● **Material for this exercise**
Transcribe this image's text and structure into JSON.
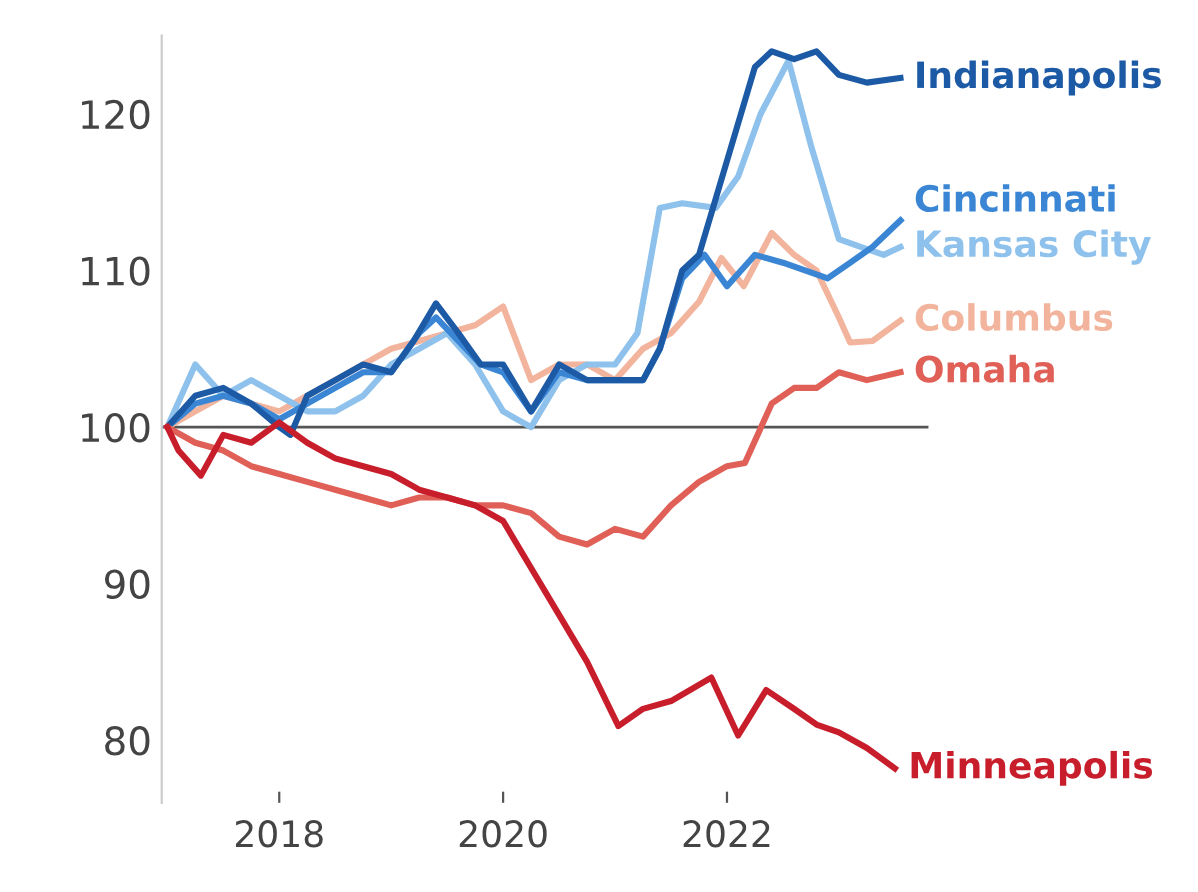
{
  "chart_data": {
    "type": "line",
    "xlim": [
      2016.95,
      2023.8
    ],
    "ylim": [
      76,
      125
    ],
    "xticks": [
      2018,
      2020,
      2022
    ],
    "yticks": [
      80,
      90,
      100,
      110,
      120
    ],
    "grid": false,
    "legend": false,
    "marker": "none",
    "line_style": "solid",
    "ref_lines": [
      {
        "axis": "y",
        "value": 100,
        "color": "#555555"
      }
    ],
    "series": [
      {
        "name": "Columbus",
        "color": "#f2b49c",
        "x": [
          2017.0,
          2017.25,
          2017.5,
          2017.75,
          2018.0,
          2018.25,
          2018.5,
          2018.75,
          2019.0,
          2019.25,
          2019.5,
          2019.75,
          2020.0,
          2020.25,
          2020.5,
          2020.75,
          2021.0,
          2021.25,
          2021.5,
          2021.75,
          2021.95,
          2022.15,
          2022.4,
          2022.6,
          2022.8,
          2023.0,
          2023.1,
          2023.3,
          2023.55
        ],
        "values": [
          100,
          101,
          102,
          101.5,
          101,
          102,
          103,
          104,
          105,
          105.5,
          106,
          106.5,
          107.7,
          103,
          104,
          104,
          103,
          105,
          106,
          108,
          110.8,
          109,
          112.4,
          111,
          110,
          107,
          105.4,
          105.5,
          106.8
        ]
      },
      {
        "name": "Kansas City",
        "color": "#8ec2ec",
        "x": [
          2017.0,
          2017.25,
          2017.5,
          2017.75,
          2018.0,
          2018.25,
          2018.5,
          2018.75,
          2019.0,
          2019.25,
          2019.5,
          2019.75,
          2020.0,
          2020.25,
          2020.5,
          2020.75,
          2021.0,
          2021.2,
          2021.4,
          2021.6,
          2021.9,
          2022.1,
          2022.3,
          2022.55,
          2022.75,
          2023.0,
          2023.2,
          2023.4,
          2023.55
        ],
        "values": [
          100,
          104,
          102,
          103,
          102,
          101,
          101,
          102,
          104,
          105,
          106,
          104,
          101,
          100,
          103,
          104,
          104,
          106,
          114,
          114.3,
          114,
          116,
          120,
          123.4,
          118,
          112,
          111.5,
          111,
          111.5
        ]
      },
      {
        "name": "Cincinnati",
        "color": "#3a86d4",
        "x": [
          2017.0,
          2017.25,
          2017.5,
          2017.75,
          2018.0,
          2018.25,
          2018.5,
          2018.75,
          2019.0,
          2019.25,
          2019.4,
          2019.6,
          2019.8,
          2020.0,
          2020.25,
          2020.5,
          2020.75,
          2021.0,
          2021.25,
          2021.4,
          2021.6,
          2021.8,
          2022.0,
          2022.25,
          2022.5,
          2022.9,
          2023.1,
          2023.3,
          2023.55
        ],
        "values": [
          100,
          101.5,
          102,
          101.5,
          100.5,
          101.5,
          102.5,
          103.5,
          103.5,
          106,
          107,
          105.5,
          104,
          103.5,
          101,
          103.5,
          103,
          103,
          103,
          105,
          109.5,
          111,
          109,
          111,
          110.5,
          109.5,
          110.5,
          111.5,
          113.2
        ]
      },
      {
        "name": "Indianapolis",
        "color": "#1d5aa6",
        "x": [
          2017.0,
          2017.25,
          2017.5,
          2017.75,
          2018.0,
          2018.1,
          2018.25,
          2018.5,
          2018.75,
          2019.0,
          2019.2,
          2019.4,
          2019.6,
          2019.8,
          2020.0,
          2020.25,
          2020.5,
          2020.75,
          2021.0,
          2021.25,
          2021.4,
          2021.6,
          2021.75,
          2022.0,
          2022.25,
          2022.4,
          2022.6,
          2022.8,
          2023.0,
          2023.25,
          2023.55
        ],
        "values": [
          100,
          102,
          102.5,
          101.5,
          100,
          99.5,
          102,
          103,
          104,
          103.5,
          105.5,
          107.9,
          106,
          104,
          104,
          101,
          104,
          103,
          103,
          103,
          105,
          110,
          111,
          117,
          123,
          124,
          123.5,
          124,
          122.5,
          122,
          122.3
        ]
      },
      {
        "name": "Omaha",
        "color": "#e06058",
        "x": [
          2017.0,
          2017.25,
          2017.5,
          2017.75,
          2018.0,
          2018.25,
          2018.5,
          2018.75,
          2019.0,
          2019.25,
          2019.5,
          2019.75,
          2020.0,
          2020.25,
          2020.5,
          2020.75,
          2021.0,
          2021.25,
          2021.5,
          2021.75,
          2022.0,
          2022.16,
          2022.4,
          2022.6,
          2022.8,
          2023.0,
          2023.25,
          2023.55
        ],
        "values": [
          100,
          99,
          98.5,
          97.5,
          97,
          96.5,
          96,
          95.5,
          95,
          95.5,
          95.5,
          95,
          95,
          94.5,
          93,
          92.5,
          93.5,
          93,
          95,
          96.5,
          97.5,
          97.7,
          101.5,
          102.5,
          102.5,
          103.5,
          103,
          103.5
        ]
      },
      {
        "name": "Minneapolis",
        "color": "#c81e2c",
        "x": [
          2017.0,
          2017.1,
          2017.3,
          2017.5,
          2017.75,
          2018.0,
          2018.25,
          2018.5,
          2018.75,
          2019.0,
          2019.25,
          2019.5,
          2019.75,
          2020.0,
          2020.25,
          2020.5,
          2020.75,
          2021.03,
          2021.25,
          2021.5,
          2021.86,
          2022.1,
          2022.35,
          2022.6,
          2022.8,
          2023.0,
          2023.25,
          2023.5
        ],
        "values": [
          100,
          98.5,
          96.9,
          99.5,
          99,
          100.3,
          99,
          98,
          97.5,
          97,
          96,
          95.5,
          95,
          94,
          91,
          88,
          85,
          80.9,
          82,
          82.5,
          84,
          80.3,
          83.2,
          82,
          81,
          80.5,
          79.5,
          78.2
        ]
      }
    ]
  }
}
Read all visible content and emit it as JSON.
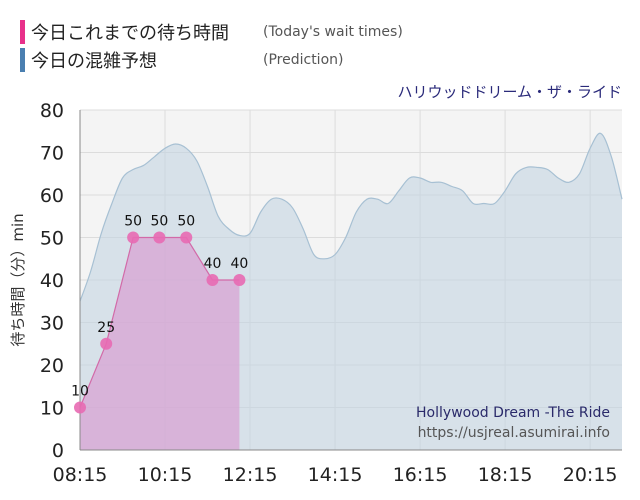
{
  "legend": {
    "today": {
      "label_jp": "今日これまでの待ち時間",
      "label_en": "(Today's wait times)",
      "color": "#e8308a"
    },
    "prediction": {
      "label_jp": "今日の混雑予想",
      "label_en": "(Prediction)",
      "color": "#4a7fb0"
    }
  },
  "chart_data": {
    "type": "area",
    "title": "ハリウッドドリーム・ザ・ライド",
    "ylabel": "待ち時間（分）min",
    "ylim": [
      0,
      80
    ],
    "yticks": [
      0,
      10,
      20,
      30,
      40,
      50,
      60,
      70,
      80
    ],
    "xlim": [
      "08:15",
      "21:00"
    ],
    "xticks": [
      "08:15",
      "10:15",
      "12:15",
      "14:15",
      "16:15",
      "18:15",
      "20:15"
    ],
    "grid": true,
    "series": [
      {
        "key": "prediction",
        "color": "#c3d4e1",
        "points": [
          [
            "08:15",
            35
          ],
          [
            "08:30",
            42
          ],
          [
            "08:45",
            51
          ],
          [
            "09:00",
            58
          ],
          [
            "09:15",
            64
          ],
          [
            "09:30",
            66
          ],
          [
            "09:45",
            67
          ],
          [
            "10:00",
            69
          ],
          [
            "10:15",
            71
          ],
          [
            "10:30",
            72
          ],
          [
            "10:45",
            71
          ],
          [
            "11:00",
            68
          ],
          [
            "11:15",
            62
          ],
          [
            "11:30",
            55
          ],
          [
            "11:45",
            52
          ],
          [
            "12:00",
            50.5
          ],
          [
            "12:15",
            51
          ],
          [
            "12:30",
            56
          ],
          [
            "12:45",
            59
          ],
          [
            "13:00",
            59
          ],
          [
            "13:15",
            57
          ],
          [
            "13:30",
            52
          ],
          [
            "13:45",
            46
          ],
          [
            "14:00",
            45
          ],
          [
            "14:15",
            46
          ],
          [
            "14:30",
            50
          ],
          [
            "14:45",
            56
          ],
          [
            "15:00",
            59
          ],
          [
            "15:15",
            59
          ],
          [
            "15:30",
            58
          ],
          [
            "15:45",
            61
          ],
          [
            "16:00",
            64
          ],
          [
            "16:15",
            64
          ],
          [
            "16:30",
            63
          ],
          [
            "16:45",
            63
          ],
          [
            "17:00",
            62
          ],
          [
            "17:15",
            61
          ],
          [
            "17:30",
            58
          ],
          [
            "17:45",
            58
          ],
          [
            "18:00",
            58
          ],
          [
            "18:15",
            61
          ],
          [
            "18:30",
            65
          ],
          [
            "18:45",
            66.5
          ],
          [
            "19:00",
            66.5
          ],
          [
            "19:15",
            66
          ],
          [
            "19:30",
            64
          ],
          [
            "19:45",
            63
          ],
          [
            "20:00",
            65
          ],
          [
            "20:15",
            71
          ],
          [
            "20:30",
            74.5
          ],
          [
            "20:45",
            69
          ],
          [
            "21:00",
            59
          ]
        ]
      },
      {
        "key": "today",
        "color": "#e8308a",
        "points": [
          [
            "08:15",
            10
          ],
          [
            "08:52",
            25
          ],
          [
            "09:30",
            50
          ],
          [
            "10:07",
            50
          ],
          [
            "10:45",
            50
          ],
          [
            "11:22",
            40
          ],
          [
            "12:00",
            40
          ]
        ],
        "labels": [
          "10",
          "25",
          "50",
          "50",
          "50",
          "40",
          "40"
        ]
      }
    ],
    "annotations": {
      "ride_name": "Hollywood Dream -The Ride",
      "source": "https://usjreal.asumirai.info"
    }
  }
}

● **The exercise**
From the data above, copy each line that holds "JSON".

● **Written reply**
Transcribe this image's text and structure into JSON.
Read all visible content and emit it as JSON.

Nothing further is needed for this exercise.